TASK DIRECTIONS →
Filter the entries, keeping every line with the word "document".

─── PROVIDED DATA

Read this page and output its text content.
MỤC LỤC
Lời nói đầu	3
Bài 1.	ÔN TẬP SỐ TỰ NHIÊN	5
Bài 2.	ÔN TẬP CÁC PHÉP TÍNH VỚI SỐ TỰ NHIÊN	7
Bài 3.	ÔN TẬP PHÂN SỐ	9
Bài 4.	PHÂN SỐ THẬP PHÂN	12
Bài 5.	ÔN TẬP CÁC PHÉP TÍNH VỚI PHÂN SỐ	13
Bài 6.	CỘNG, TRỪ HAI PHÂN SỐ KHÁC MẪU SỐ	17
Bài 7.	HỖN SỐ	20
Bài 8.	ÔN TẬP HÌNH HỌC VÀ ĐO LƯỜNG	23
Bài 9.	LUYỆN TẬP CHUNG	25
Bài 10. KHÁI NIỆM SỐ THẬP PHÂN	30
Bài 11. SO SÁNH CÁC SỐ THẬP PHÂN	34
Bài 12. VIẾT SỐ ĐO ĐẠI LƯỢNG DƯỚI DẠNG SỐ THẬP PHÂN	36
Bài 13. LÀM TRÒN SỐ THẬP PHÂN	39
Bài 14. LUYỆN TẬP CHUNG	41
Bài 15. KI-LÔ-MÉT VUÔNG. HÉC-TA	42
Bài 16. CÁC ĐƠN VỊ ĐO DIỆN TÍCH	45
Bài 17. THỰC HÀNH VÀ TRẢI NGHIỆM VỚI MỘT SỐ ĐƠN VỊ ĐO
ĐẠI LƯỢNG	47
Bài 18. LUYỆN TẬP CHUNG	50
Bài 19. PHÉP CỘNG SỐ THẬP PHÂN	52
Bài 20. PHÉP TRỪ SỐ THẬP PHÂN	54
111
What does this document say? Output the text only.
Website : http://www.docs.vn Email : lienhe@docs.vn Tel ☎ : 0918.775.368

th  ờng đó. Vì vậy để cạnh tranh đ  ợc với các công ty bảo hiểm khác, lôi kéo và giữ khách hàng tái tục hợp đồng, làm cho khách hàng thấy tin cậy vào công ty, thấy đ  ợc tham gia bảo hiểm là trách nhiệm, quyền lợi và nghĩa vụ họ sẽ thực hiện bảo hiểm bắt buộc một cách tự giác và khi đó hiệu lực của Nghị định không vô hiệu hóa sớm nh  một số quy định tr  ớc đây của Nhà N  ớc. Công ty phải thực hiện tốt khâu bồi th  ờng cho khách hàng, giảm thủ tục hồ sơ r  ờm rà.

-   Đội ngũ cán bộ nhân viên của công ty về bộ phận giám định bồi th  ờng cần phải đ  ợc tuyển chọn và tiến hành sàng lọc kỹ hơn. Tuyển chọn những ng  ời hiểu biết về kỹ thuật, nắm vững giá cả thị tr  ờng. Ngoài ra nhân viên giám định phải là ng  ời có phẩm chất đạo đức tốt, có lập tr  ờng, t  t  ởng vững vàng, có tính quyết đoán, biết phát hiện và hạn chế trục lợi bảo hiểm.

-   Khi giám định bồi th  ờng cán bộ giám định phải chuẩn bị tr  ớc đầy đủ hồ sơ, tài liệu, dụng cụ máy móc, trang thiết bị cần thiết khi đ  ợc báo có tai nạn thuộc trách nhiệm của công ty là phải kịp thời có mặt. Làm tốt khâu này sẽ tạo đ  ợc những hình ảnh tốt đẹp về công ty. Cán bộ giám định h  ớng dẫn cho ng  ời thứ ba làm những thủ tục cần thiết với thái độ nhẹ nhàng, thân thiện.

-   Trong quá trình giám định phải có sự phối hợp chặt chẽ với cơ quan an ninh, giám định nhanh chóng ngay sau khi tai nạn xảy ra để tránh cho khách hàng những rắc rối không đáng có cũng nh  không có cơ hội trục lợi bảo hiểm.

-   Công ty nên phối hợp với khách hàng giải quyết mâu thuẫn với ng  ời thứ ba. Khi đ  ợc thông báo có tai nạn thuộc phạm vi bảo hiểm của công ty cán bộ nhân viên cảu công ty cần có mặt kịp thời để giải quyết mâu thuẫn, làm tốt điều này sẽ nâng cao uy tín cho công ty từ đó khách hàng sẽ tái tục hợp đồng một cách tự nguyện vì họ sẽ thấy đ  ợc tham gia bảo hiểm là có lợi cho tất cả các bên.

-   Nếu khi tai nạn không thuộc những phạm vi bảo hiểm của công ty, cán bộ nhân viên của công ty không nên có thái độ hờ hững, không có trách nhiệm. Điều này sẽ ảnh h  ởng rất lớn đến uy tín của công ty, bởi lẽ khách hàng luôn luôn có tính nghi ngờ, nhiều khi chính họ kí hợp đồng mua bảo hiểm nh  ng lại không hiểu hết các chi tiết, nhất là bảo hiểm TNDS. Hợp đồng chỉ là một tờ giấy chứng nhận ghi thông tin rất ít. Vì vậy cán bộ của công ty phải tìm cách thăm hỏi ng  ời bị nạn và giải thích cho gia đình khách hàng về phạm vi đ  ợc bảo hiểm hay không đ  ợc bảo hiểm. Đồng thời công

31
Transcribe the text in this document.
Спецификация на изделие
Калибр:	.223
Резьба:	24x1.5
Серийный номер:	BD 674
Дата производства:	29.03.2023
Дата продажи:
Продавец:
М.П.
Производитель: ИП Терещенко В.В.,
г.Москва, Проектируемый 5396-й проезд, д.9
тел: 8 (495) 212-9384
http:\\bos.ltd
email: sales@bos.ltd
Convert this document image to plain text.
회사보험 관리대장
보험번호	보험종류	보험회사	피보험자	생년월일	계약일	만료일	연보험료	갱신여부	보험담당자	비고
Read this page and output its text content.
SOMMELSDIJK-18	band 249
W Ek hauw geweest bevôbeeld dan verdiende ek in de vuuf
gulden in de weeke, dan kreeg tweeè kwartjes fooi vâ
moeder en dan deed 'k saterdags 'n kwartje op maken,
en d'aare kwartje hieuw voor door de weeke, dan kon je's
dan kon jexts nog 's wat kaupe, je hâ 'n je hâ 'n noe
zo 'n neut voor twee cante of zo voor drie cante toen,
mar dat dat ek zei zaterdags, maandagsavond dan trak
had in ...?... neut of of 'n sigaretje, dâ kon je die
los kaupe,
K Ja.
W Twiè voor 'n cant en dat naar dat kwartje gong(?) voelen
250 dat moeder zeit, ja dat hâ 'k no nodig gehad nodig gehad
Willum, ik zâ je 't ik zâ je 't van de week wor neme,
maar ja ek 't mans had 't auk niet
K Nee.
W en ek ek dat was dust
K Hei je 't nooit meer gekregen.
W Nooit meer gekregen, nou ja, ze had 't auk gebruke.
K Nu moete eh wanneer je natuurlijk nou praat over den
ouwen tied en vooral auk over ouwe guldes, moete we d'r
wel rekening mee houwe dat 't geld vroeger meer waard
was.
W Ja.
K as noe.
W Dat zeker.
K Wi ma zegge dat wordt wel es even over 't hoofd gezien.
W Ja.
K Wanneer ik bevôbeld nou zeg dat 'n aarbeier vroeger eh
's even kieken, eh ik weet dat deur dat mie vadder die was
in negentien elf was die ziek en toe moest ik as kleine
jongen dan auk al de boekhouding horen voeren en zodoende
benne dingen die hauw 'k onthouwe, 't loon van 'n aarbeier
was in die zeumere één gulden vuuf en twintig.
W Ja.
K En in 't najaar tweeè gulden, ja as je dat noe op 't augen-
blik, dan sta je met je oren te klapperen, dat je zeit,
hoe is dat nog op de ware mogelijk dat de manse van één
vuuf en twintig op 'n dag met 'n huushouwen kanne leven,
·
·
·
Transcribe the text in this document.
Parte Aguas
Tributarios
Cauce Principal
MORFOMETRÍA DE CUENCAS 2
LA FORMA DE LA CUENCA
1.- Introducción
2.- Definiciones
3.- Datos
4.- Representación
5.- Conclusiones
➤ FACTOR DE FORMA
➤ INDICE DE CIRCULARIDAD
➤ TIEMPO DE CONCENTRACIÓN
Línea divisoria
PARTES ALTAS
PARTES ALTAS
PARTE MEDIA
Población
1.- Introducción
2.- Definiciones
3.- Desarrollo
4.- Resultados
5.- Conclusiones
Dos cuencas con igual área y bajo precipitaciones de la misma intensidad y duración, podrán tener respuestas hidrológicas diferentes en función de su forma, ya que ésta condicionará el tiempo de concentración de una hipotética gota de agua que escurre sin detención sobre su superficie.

──────

COMPLETE ANSWER →
What does this document say? Output the text only.
Transcribe the text in this document.
Convert this document image to plain text.
Transcribe the text in this document.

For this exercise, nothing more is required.